*MATERIAL*.
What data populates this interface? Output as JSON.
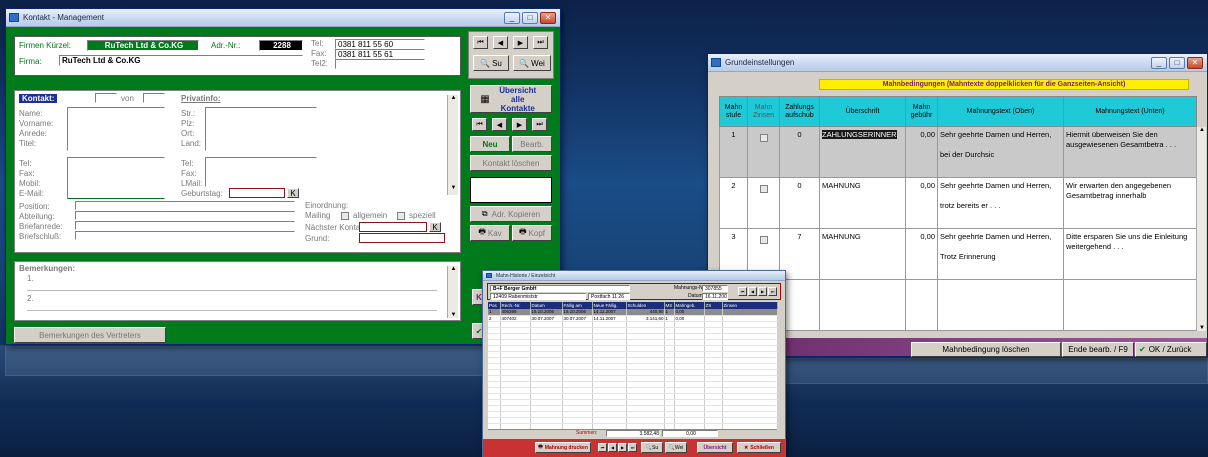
{
  "kontakt_window": {
    "title": "Kontakt - Management",
    "firmen_kuerzel_label": "Firmen Kürzel:",
    "firmen_kuerzel_value": "RuTech Ltd & Co.KG",
    "adr_nr_label": "Adr.-Nr.:",
    "adr_nr_value": "2288",
    "firma_label": "Firma:",
    "firma_value": "RuTech Ltd & Co.KG",
    "tel_label": "Tel:",
    "tel_value": "0381 811 55 60",
    "fax_label": "Fax:",
    "fax_value": "0381 811 55 61",
    "tel2_label": "Tel2:",
    "such_label": "Su",
    "wei_label": "Wei",
    "kontakt_label": "Kontakt:",
    "von_label": "von",
    "privatinfo_label": "Privatinfo:",
    "left_labels": [
      "Name:",
      "Vorname:",
      "Anrede:",
      "Titel:",
      "Tel:",
      "Fax:",
      "Mobil:",
      "E-Mail:",
      "Position:",
      "Abteilung:",
      "Briefanrede:",
      "Briefschluß:"
    ],
    "private_labels": [
      "Str.:",
      "Plz:",
      "Ort:",
      "Land:",
      "Tel:",
      "Fax:",
      "LMail:",
      "Geburtstag:"
    ],
    "k_label": "K",
    "einordnung_label": "Einordnung:",
    "mailing_label": "Mailing",
    "allgemein_label": "allgemein",
    "speziell_label": "speziell",
    "naechster_kontakt_label": "Nächster Kontakt:",
    "grund_label": "Grund:",
    "bemerkungen_label": "Bemerkungen:",
    "bem_items": [
      "1.",
      "2."
    ],
    "bemerkungen_vertreter_button": "Bemerkungen des Vertreters",
    "uebersicht_button": "Übersicht alle Kontakte",
    "neu_button": "Neu",
    "bearb_button": "Bearb.",
    "kontakt_loeschen_button": "Kontakt löschen",
    "adr_kopieren_button": "Adr. Kopieren",
    "kav_button": "Kav",
    "kopf_button": "Kopf",
    "side_letter": "K"
  },
  "grund_window": {
    "title": "Grundeinstellungen",
    "banner": "Mahnbedingungen  (Mahntexte doppelklicken für die Ganzseiten-Ansicht)",
    "headers": [
      "Mahn stufe",
      "Mahn Zinsen",
      "Zahlungs aufschub",
      "Überschrift",
      "Mahn gebühr",
      "Mahnungstext (Oben)",
      "Mahnungstext (Unten)"
    ],
    "rows": [
      {
        "stufe": "1",
        "aufschub": "0",
        "ueberschrift": "ZAHLUNGSERINNER",
        "gebuehr": "0,00",
        "oben": "Sehr geehrte Damen und Herren,\n\nbei der Durchsic",
        "unten": "Hiermit überweisen Sie den ausgewiesenen Gesamtbetra . . ."
      },
      {
        "stufe": "2",
        "aufschub": "0",
        "ueberschrift": "MAHNUNG",
        "gebuehr": "0,00",
        "oben": "Sehr geehrte Damen und Herren,\n\ntrotz bereits er . . .",
        "unten": "Wir erwarten den angegebenen Gesamtbetrag innerhalb"
      },
      {
        "stufe": "3",
        "aufschub": "7",
        "ueberschrift": "MAHNUNG",
        "gebuehr": "0,00",
        "oben": "Sehr geehrte Damen und Herren,\n\nTrotz Erinnerung",
        "unten": "Ditte ersparen Sie uns die Einleitung weitergehend . . ."
      }
    ],
    "mahnbedingung_loeschen": "Mahnbedingung löschen",
    "ende_bearb": "Ende bearb. / F9",
    "ok_zurueck": "OK / Zurück"
  },
  "historie_window": {
    "title": "Mahn-Historie / Einzelsicht",
    "firma": "B+F Berger GmbH",
    "adresse": "12409 Rabenmiststr",
    "postfach": "Postfach 11 26",
    "mahnungs_nr_label": "Mahnungs-Nr:",
    "mahnungs_nr_value": "307855",
    "datum_label": "Datum:",
    "datum_value": "16.11.2007",
    "headers": [
      "Pos",
      "Rech.-Nr.",
      "Datum",
      "Fällig am",
      "Neue Fällig.",
      "Schulden",
      "MS",
      "Mahngeb.",
      "ZS",
      "Zinsen"
    ],
    "rows": [
      [
        "1",
        "406399",
        "16.10.2006",
        "16.10.2006",
        "14.11.2007",
        "440,90",
        "1",
        "0,00",
        "",
        ""
      ],
      [
        "2",
        "407402",
        "30.07.2007",
        "30.07.2007",
        "14.11.2007",
        "3.141,60",
        "1",
        "0,00",
        "",
        ""
      ]
    ],
    "summen_label": "Summen:",
    "summe_schulden": "3.582,48",
    "summe_gebuehr": "0,00",
    "mahnung_drucken": "Mahnung drucken",
    "su_label": "Su",
    "wei_label": "Wei",
    "uebersicht": "Übersicht",
    "schliessen": "Schließen"
  }
}
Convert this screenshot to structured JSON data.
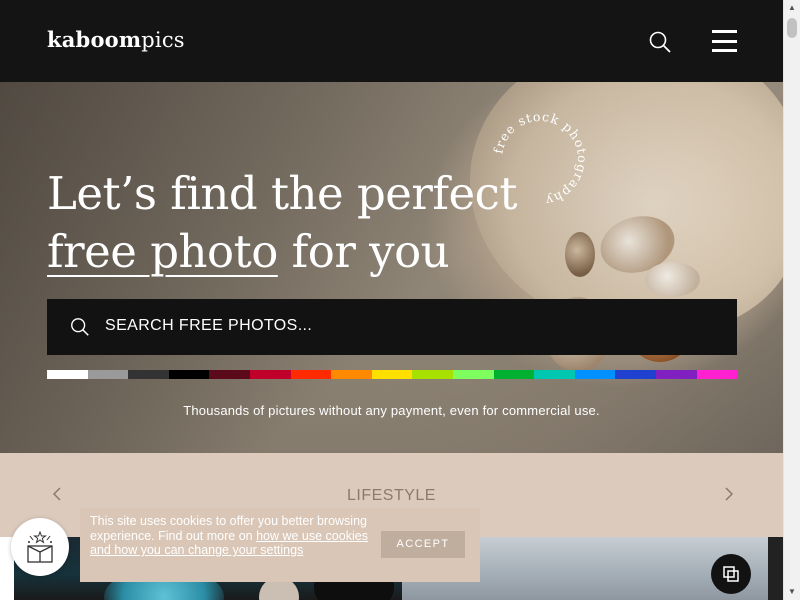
{
  "header": {
    "logo_bold": "kaboom",
    "logo_light": "pics",
    "search_icon": "search-icon",
    "menu_icon": "hamburger-menu-icon"
  },
  "hero": {
    "title_line1": "Let’s find the perfect",
    "title_link": "free photo",
    "title_line2_rest": " for you",
    "badge_text": "free stock photography",
    "search_placeholder": "SEARCH FREE PHOTOS...",
    "tagline": "Thousands of pictures without any payment, even for commercial use.",
    "color_filters": [
      "#ffffff",
      "#9a9a9a",
      "#333333",
      "#000000",
      "#5a0a1a",
      "#c0002a",
      "#ff2a00",
      "#ff8a00",
      "#ffe000",
      "#a8e000",
      "#7fff5f",
      "#00b030",
      "#00c8b0",
      "#0090ff",
      "#2040d0",
      "#8020c0",
      "#ff20d0"
    ]
  },
  "category": {
    "label": "LIFESTYLE",
    "prev_icon": "chevron-left-icon",
    "next_icon": "chevron-right-icon"
  },
  "cookie": {
    "text_before": "This site uses cookies to offer you better browsing experience. Find out more on ",
    "link_text": "how we use cookies and how you can change your settings",
    "accept_label": "ACCEPT"
  },
  "floating": {
    "gift_icon": "gift-box-icon",
    "gallery_icon": "gallery-stack-icon"
  }
}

*WHAT NEEDS TO BE DONE*. Reply with nothing but the number of lines in the data above that contain "Damen".

*FULL ANSWER*. 3